» **Required work**:
Restate the data exactly as given and keep the pictures out.

□ □ □ □ □ □ □

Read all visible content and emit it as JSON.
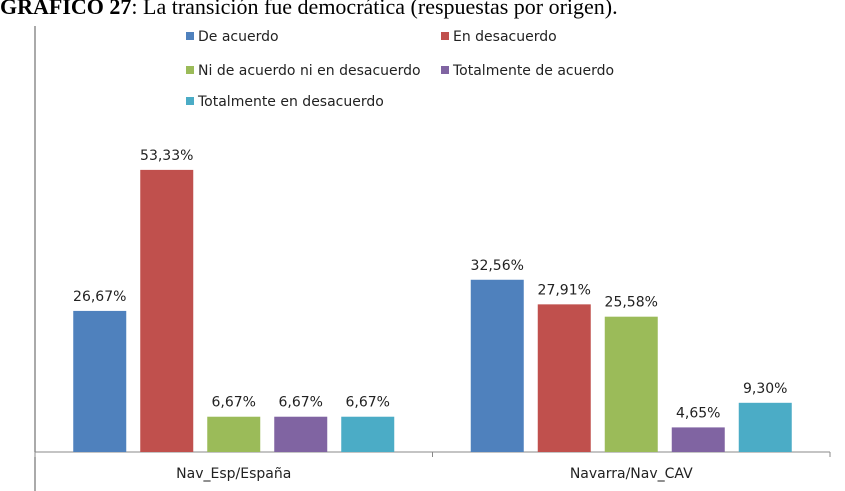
{
  "chart_data": {
    "type": "bar",
    "title_label": "GRÁFICO 27",
    "title": ": La transición fue democrática (respuestas por origen).",
    "categories": [
      "Nav_Esp/España",
      "Navarra/Nav_CAV"
    ],
    "series": [
      {
        "name": "De acuerdo",
        "color": "#4f81bd",
        "values": [
          26.67,
          32.56
        ],
        "value_labels": [
          "26,67%",
          "32,56%"
        ]
      },
      {
        "name": "En desacuerdo",
        "color": "#c0504d",
        "values": [
          53.33,
          27.91
        ],
        "value_labels": [
          "53,33%",
          "27,91%"
        ]
      },
      {
        "name": "Ni de acuerdo ni en desacuerdo",
        "color": "#9bbb59",
        "values": [
          6.67,
          25.58
        ],
        "value_labels": [
          "6,67%",
          "25,58%"
        ]
      },
      {
        "name": "Totalmente de acuerdo",
        "color": "#8064a2",
        "values": [
          6.67,
          4.65
        ],
        "value_labels": [
          "6,67%",
          "4,65%"
        ]
      },
      {
        "name": "Totalmente en desacuerdo",
        "color": "#4bacc6",
        "values": [
          6.67,
          9.3
        ],
        "value_labels": [
          "6,67%",
          "9,30%"
        ]
      }
    ],
    "legend": "top"
  }
}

□ □ □ □ □ □ □

» **Answer to the problem**:
Read all visible content and emit it as JSON.
{
  "chart_data": {
    "type": "bar",
    "title_label": "GRÁFICO 27",
    "title": ": La transición fue democrática (respuestas por origen).",
    "categories": [
      "Nav_Esp/España",
      "Navarra/Nav_CAV"
    ],
    "series": [
      {
        "name": "De acuerdo",
        "color": "#4f81bd",
        "values": [
          26.67,
          32.56
        ],
        "value_labels": [
          "26,67%",
          "32,56%"
        ]
      },
      {
        "name": "En desacuerdo",
        "color": "#c0504d",
        "values": [
          53.33,
          27.91
        ],
        "value_labels": [
          "53,33%",
          "27,91%"
        ]
      },
      {
        "name": "Ni de acuerdo ni en desacuerdo",
        "color": "#9bbb59",
        "values": [
          6.67,
          25.58
        ],
        "value_labels": [
          "6,67%",
          "25,58%"
        ]
      },
      {
        "name": "Totalmente de acuerdo",
        "color": "#8064a2",
        "values": [
          6.67,
          4.65
        ],
        "value_labels": [
          "6,67%",
          "4,65%"
        ]
      },
      {
        "name": "Totalmente en desacuerdo",
        "color": "#4bacc6",
        "values": [
          6.67,
          9.3
        ],
        "value_labels": [
          "6,67%",
          "9,30%"
        ]
      }
    ],
    "legend": "top"
  }
}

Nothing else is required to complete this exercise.